(Data records)

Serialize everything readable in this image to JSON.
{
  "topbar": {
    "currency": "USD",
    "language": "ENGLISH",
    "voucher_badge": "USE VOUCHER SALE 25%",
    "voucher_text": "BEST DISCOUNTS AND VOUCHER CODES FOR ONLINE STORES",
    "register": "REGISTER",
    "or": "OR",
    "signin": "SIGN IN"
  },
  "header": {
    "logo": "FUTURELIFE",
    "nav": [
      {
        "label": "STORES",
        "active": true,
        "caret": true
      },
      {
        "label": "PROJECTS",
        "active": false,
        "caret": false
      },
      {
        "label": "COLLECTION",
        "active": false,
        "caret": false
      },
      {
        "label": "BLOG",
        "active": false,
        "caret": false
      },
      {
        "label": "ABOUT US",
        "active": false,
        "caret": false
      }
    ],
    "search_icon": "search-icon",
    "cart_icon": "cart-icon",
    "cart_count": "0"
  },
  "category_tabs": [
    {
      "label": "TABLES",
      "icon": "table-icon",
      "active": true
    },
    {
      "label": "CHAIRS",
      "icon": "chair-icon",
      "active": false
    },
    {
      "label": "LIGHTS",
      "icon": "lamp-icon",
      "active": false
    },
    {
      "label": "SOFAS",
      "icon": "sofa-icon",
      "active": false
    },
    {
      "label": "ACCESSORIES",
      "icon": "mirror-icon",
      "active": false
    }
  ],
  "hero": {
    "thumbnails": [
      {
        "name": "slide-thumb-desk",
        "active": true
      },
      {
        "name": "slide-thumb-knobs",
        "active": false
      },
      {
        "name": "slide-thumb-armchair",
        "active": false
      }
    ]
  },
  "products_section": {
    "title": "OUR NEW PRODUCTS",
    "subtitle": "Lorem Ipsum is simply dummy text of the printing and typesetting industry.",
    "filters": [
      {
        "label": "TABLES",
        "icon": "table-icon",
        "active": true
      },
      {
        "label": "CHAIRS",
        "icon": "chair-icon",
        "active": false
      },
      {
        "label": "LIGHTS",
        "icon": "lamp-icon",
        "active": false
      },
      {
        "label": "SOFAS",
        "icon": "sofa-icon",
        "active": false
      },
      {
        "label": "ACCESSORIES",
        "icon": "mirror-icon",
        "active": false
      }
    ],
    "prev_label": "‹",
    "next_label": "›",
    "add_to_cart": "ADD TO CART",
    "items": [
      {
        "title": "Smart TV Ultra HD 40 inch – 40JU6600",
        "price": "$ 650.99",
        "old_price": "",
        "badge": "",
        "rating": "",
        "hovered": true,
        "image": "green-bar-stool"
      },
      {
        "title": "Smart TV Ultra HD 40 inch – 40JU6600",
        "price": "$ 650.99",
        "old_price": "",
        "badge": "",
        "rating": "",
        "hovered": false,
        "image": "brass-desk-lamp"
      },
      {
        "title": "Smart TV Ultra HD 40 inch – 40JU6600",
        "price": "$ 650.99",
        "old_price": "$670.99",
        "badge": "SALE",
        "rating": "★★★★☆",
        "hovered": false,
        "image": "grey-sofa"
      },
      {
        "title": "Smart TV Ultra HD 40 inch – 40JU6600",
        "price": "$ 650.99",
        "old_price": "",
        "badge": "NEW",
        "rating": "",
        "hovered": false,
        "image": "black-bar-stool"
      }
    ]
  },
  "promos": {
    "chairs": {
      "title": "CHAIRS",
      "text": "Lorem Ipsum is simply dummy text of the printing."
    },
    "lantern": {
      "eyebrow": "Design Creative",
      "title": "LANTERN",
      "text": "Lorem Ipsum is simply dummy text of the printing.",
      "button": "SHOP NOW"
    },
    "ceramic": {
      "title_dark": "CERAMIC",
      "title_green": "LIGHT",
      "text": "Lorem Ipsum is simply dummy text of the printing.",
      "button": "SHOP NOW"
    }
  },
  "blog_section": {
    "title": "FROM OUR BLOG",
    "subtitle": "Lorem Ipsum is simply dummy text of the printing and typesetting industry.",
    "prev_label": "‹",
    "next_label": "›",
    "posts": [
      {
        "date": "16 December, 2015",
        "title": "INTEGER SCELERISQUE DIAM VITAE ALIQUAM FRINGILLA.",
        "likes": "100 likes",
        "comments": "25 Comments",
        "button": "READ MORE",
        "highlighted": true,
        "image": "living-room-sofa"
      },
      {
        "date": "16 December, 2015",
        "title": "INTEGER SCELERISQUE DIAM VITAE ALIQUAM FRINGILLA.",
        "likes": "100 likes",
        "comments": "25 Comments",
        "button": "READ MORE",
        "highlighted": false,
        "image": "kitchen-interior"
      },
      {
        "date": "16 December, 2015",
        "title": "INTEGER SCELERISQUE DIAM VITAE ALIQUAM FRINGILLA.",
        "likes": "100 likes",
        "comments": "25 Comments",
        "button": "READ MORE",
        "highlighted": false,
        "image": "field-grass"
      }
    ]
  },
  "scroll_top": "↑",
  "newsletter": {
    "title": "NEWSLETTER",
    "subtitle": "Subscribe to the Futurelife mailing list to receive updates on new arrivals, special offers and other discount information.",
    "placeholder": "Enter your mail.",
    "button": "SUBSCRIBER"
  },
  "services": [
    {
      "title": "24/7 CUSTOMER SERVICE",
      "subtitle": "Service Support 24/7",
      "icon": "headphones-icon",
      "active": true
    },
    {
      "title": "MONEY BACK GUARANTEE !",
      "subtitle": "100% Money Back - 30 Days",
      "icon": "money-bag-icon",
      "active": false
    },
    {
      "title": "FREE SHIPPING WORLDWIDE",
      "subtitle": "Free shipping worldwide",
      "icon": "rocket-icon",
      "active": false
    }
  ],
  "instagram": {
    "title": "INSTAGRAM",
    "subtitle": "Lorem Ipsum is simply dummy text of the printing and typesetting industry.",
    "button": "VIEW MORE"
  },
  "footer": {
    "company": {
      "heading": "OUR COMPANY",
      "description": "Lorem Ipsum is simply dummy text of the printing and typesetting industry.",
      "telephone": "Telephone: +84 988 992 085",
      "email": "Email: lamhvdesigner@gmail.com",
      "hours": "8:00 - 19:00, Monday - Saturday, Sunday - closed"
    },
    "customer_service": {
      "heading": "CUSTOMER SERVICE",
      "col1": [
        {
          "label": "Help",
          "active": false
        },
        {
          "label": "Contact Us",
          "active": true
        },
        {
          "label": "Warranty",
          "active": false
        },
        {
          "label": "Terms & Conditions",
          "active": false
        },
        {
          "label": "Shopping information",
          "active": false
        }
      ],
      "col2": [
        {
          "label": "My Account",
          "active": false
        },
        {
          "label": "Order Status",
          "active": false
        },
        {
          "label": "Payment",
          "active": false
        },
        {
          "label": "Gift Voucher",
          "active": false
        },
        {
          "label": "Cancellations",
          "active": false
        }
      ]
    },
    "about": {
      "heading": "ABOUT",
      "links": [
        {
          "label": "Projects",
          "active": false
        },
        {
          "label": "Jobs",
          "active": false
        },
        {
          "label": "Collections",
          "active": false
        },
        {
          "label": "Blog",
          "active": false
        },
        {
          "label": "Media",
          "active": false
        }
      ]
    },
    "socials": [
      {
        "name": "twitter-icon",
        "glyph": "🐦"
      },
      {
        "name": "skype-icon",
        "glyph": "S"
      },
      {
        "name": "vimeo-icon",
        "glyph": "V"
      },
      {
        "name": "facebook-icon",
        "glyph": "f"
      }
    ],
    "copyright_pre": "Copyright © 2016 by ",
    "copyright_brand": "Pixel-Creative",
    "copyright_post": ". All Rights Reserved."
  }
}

Short problem:
The lines above should be duplicated exactly.

Correct response:
Serialize everything readable in this image to JSON.
{
  "topbar": {
    "currency": "USD",
    "language": "ENGLISH",
    "voucher_badge": "USE VOUCHER SALE 25%",
    "voucher_text": "BEST DISCOUNTS AND VOUCHER CODES FOR ONLINE STORES",
    "register": "REGISTER",
    "or": "OR",
    "signin": "SIGN IN"
  },
  "header": {
    "logo": "FUTURELIFE",
    "nav": [
      {
        "label": "STORES",
        "active": true,
        "caret": true
      },
      {
        "label": "PROJECTS",
        "active": false,
        "caret": false
      },
      {
        "label": "COLLECTION",
        "active": false,
        "caret": false
      },
      {
        "label": "BLOG",
        "active": false,
        "caret": false
      },
      {
        "label": "ABOUT US",
        "active": false,
        "caret": false
      }
    ],
    "search_icon": "search-icon",
    "cart_icon": "cart-icon",
    "cart_count": "0"
  },
  "category_tabs": [
    {
      "label": "TABLES",
      "icon": "table-icon",
      "active": true
    },
    {
      "label": "CHAIRS",
      "icon": "chair-icon",
      "active": false
    },
    {
      "label": "LIGHTS",
      "icon": "lamp-icon",
      "active": false
    },
    {
      "label": "SOFAS",
      "icon": "sofa-icon",
      "active": false
    },
    {
      "label": "ACCESSORIES",
      "icon": "mirror-icon",
      "active": false
    }
  ],
  "hero": {
    "thumbnails": [
      {
        "name": "slide-thumb-desk",
        "active": true
      },
      {
        "name": "slide-thumb-knobs",
        "active": false
      },
      {
        "name": "slide-thumb-armchair",
        "active": false
      }
    ]
  },
  "products_section": {
    "title": "OUR NEW PRODUCTS",
    "subtitle": "Lorem Ipsum is simply dummy text of the printing and typesetting industry.",
    "filters": [
      {
        "label": "TABLES",
        "icon": "table-icon",
        "active": true
      },
      {
        "label": "CHAIRS",
        "icon": "chair-icon",
        "active": false
      },
      {
        "label": "LIGHTS",
        "icon": "lamp-icon",
        "active": false
      },
      {
        "label": "SOFAS",
        "icon": "sofa-icon",
        "active": false
      },
      {
        "label": "ACCESSORIES",
        "icon": "mirror-icon",
        "active": false
      }
    ],
    "prev_label": "‹",
    "next_label": "›",
    "add_to_cart": "ADD TO CART",
    "items": [
      {
        "title": "Smart TV Ultra HD 40 inch – 40JU6600",
        "price": "$ 650.99",
        "old_price": "",
        "badge": "",
        "rating": "",
        "hovered": true,
        "image": "green-bar-stool"
      },
      {
        "title": "Smart TV Ultra HD 40 inch – 40JU6600",
        "price": "$ 650.99",
        "old_price": "",
        "badge": "",
        "rating": "",
        "hovered": false,
        "image": "brass-desk-lamp"
      },
      {
        "title": "Smart TV Ultra HD 40 inch – 40JU6600",
        "price": "$ 650.99",
        "old_price": "$670.99",
        "badge": "SALE",
        "rating": "★★★★☆",
        "hovered": false,
        "image": "grey-sofa"
      },
      {
        "title": "Smart TV Ultra HD 40 inch – 40JU6600",
        "price": "$ 650.99",
        "old_price": "",
        "badge": "NEW",
        "rating": "",
        "hovered": false,
        "image": "black-bar-stool"
      }
    ]
  },
  "promos": {
    "chairs": {
      "title": "CHAIRS",
      "text": "Lorem Ipsum is simply dummy text of the printing."
    },
    "lantern": {
      "eyebrow": "Design Creative",
      "title": "LANTERN",
      "text": "Lorem Ipsum is simply dummy text of the printing.",
      "button": "SHOP NOW"
    },
    "ceramic": {
      "title_dark": "CERAMIC",
      "title_green": "LIGHT",
      "text": "Lorem Ipsum is simply dummy text of the printing.",
      "button": "SHOP NOW"
    }
  },
  "blog_section": {
    "title": "FROM OUR BLOG",
    "subtitle": "Lorem Ipsum is simply dummy text of the printing and typesetting industry.",
    "prev_label": "‹",
    "next_label": "›",
    "posts": [
      {
        "date": "16 December, 2015",
        "title": "INTEGER SCELERISQUE DIAM VITAE ALIQUAM FRINGILLA.",
        "likes": "100 likes",
        "comments": "25 Comments",
        "button": "READ MORE",
        "highlighted": true,
        "image": "living-room-sofa"
      },
      {
        "date": "16 December, 2015",
        "title": "INTEGER SCELERISQUE DIAM VITAE ALIQUAM FRINGILLA.",
        "likes": "100 likes",
        "comments": "25 Comments",
        "button": "READ MORE",
        "highlighted": false,
        "image": "kitchen-interior"
      },
      {
        "date": "16 December, 2015",
        "title": "INTEGER SCELERISQUE DIAM VITAE ALIQUAM FRINGILLA.",
        "likes": "100 likes",
        "comments": "25 Comments",
        "button": "READ MORE",
        "highlighted": false,
        "image": "field-grass"
      }
    ]
  },
  "scroll_top": "↑",
  "newsletter": {
    "title": "NEWSLETTER",
    "subtitle": "Subscribe to the Futurelife mailing list to receive updates on new arrivals, special offers and other discount information.",
    "placeholder": "Enter your mail.",
    "button": "SUBSCRIBER"
  },
  "services": [
    {
      "title": "24/7 CUSTOMER SERVICE",
      "subtitle": "Service Support 24/7",
      "icon": "headphones-icon",
      "active": true
    },
    {
      "title": "MONEY BACK GUARANTEE !",
      "subtitle": "100% Money Back - 30 Days",
      "icon": "money-bag-icon",
      "active": false
    },
    {
      "title": "FREE SHIPPING WORLDWIDE",
      "subtitle": "Free shipping worldwide",
      "icon": "rocket-icon",
      "active": false
    }
  ],
  "instagram": {
    "title": "INSTAGRAM",
    "subtitle": "Lorem Ipsum is simply dummy text of the printing and typesetting industry.",
    "button": "VIEW MORE"
  },
  "footer": {
    "company": {
      "heading": "OUR COMPANY",
      "description": "Lorem Ipsum is simply dummy text of the printing and typesetting industry.",
      "telephone": "Telephone: +84 988 992 085",
      "email": "Email: lamhvdesigner@gmail.com",
      "hours": "8:00 - 19:00, Monday - Saturday, Sunday - closed"
    },
    "customer_service": {
      "heading": "CUSTOMER SERVICE",
      "col1": [
        {
          "label": "Help",
          "active": false
        },
        {
          "label": "Contact Us",
          "active": true
        },
        {
          "label": "Warranty",
          "active": false
        },
        {
          "label": "Terms & Conditions",
          "active": false
        },
        {
          "label": "Shopping information",
          "active": false
        }
      ],
      "col2": [
        {
          "label": "My Account",
          "active": false
        },
        {
          "label": "Order Status",
          "active": false
        },
        {
          "label": "Payment",
          "active": false
        },
        {
          "label": "Gift Voucher",
          "active": false
        },
        {
          "label": "Cancellations",
          "active": false
        }
      ]
    },
    "about": {
      "heading": "ABOUT",
      "links": [
        {
          "label": "Projects",
          "active": false
        },
        {
          "label": "Jobs",
          "active": false
        },
        {
          "label": "Collections",
          "active": false
        },
        {
          "label": "Blog",
          "active": false
        },
        {
          "label": "Media",
          "active": false
        }
      ]
    },
    "socials": [
      {
        "name": "twitter-icon",
        "glyph": "🐦"
      },
      {
        "name": "skype-icon",
        "glyph": "S"
      },
      {
        "name": "vimeo-icon",
        "glyph": "V"
      },
      {
        "name": "facebook-icon",
        "glyph": "f"
      }
    ],
    "copyright_pre": "Copyright © 2016 by ",
    "copyright_brand": "Pixel-Creative",
    "copyright_post": ". All Rights Reserved."
  }
}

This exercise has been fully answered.